------ PROVIDED DATA ------

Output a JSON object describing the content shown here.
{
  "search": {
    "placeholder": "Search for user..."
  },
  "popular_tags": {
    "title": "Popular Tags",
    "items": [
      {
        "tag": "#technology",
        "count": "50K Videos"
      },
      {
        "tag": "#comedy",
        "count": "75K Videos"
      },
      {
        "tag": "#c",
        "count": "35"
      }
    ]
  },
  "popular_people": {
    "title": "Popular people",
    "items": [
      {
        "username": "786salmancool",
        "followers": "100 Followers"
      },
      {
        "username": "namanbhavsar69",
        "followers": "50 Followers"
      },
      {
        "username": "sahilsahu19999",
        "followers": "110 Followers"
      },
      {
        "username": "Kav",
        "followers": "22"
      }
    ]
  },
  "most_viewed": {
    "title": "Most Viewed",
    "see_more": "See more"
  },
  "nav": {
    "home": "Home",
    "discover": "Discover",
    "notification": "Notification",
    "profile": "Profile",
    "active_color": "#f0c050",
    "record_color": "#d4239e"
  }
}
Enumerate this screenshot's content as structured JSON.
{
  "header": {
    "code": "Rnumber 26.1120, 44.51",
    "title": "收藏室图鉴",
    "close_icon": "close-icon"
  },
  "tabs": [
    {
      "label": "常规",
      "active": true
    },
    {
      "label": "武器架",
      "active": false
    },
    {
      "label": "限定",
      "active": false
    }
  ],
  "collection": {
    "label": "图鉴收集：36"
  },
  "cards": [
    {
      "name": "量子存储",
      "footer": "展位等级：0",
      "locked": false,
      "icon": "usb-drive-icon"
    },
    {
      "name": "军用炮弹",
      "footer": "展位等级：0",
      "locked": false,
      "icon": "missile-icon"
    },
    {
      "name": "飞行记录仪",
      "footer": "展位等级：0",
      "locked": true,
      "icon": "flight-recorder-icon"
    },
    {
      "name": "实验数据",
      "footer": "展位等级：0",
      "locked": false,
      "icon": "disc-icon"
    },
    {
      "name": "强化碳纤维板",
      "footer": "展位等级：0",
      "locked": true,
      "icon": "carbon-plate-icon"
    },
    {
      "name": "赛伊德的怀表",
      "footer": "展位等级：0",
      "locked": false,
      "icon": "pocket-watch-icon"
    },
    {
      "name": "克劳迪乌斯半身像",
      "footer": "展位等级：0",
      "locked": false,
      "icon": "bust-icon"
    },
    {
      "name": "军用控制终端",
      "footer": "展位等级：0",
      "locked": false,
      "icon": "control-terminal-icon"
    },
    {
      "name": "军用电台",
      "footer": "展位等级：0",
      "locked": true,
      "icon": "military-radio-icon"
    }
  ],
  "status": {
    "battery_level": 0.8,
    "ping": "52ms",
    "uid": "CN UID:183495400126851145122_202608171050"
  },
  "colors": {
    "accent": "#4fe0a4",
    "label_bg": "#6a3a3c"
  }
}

------

Scan the listing above and copy all lines containing the word "icon".

    "close_icon": "close-icon"
      "icon": "usb-drive-icon"
      "icon": "missile-icon"
      "icon": "flight-recorder-icon"
      "icon": "disc-icon"
      "icon": "carbon-plate-icon"
      "icon": "pocket-watch-icon"
      "icon": "bust-icon"
      "icon": "control-terminal-icon"
      "icon": "military-radio-icon"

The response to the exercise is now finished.